'''

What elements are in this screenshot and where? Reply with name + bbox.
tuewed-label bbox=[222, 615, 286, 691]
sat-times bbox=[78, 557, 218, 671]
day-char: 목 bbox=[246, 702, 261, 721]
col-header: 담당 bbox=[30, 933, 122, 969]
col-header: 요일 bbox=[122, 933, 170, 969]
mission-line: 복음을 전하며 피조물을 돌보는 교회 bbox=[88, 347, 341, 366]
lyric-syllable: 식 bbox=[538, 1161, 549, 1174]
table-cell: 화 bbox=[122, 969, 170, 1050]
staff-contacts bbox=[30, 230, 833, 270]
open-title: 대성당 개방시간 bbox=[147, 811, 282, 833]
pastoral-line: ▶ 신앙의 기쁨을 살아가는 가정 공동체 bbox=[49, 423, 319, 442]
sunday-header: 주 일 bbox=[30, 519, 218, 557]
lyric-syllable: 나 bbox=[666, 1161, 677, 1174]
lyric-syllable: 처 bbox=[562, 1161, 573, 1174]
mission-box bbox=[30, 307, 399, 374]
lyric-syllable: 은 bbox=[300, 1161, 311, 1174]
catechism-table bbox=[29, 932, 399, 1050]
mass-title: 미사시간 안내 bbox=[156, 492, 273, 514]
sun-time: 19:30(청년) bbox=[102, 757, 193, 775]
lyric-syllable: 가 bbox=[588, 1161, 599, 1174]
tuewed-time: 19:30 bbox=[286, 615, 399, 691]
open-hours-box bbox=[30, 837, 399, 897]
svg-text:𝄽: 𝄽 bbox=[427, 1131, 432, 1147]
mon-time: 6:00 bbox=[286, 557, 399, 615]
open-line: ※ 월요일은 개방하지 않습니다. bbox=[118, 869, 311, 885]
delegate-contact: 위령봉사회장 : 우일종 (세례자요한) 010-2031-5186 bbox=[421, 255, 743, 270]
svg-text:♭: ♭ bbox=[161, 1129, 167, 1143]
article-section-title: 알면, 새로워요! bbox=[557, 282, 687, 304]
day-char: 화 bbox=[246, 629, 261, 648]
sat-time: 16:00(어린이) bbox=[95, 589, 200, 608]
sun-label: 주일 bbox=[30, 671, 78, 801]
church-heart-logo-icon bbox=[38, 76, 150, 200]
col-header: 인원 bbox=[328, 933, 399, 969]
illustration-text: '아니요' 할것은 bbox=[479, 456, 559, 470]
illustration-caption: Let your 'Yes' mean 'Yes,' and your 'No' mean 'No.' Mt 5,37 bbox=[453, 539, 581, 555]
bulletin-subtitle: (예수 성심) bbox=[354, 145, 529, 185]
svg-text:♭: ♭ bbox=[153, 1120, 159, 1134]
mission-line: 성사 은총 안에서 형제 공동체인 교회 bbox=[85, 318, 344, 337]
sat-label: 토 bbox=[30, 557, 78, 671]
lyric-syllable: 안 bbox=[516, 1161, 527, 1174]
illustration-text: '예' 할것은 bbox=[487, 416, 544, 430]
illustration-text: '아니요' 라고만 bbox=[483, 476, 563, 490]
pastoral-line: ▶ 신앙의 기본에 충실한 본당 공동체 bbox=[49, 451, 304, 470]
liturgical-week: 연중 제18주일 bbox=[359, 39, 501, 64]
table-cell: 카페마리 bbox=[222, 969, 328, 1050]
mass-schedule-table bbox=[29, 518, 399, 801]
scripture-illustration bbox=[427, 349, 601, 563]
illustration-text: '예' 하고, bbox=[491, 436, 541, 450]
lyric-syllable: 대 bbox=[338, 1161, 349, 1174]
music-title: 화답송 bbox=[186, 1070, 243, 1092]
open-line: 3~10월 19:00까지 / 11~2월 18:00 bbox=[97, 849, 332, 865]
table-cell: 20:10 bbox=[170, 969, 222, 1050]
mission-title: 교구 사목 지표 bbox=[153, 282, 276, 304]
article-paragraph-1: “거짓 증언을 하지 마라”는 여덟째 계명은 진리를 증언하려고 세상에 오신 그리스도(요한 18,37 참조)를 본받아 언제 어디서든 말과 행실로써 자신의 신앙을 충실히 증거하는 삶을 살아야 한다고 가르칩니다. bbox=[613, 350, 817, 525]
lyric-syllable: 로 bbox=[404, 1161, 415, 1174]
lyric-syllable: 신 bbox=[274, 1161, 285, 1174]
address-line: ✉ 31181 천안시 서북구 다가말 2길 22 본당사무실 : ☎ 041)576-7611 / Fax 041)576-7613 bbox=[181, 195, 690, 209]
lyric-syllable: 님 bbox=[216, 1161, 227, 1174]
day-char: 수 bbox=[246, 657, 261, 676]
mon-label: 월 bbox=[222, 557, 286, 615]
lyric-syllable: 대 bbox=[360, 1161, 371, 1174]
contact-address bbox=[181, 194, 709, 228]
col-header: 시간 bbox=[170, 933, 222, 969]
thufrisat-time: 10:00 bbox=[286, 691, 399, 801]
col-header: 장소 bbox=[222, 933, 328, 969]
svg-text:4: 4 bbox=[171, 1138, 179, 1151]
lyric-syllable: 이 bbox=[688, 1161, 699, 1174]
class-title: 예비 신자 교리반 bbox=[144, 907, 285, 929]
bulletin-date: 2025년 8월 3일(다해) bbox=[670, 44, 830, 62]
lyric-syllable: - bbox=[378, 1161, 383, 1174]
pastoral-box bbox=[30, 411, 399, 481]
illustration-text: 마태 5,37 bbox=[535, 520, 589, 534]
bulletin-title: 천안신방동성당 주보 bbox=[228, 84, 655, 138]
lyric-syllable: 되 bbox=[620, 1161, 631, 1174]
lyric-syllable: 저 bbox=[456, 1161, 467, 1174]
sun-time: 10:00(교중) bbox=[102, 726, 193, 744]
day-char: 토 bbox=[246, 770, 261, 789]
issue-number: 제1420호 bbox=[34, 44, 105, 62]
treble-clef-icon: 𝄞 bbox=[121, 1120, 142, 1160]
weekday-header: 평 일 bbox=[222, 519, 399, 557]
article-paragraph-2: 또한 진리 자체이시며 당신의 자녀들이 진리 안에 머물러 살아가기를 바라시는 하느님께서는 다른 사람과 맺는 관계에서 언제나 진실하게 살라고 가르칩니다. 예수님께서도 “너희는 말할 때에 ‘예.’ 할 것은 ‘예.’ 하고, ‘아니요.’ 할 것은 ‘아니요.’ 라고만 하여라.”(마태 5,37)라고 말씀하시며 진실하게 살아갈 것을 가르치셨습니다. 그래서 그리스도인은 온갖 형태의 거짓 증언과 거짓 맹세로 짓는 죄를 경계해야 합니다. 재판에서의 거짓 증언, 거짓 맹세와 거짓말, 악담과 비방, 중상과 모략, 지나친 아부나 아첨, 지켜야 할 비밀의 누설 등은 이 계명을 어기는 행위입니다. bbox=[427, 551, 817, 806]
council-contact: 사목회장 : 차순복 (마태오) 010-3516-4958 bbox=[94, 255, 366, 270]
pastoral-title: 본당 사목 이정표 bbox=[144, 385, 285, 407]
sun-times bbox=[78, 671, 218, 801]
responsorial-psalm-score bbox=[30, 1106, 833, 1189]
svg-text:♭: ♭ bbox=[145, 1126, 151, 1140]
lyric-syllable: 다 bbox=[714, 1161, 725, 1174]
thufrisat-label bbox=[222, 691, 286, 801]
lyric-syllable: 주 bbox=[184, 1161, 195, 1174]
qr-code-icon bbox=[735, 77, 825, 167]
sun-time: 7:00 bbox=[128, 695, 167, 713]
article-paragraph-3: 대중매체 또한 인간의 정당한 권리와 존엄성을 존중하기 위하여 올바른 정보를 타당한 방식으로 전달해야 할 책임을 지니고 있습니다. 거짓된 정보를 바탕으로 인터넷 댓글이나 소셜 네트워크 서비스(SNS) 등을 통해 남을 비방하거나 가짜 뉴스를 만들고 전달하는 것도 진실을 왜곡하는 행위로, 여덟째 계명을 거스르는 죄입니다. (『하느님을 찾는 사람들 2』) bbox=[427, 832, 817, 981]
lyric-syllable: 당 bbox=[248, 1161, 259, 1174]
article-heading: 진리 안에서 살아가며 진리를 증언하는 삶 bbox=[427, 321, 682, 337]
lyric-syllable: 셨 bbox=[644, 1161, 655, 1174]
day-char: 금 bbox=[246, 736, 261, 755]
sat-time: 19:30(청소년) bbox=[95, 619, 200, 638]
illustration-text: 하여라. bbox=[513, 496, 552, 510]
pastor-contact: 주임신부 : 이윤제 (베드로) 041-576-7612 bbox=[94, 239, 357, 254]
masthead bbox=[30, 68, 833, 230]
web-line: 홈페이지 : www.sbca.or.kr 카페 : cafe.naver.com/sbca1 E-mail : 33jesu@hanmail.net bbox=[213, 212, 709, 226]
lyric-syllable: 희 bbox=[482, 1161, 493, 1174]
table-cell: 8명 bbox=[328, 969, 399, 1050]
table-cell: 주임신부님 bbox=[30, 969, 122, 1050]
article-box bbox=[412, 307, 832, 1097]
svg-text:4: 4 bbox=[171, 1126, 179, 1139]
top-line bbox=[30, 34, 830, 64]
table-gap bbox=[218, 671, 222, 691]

'''

■ REQUIRED TASK
Lay out the stretch from the start of the records through the line containing "tuewed-time: 19:30 bbox=[286, 615, 399, 691]" as a Markdown table with the columns Row and Line. Number each line in Row, put the line itself in Line, and omit any blank lines.

■ THE SOLUTION
| Row | Line |
|---|---|
| 1 | What elements are in this screenshot and where? Reply with name + bbox. |
| 2 | tuewed-label bbox=[222, 615, 286, 691] |
| 3 | sat-times bbox=[78, 557, 218, 671] |
| 4 | day-char: 목 bbox=[246, 702, 261, 721] |
| 5 | col-header: 담당 bbox=[30, 933, 122, 969] |
| 6 | col-header: 요일 bbox=[122, 933, 170, 969] |
| 7 | mission-line: 복음을 전하며 피조물을 돌보는 교회 bbox=[88, 347, 341, 366] |
| 8 | lyric-syllable: 식 bbox=[538, 1161, 549, 1174] |
| 9 | table-cell: 화 bbox=[122, 969, 170, 1050] |
| 10 | staff-contacts bbox=[30, 230, 833, 270] |
| 11 | open-title: 대성당 개방시간 bbox=[147, 811, 282, 833] |
| 12 | pastoral-line: ▶ 신앙의 기쁨을 살아가는 가정 공동체 bbox=[49, 423, 319, 442] |
| 13 | sunday-header: 주 일 bbox=[30, 519, 218, 557] |
| 14 | lyric-syllable: 나 bbox=[666, 1161, 677, 1174] |
| 15 | lyric-syllable: 처 bbox=[562, 1161, 573, 1174] |
| 16 | mission-box bbox=[30, 307, 399, 374] |
| 17 | lyric-syllable: 은 bbox=[300, 1161, 311, 1174] |
| 18 | catechism-table bbox=[29, 932, 399, 1050] |
| 19 | mass-title: 미사시간 안내 bbox=[156, 492, 273, 514] |
| 20 | sun-time: 19:30(청년) bbox=[102, 757, 193, 775] |
| 21 | lyric-syllable: 가 bbox=[588, 1161, 599, 1174] |
| 22 | tuewed-time: 19:30 bbox=[286, 615, 399, 691] |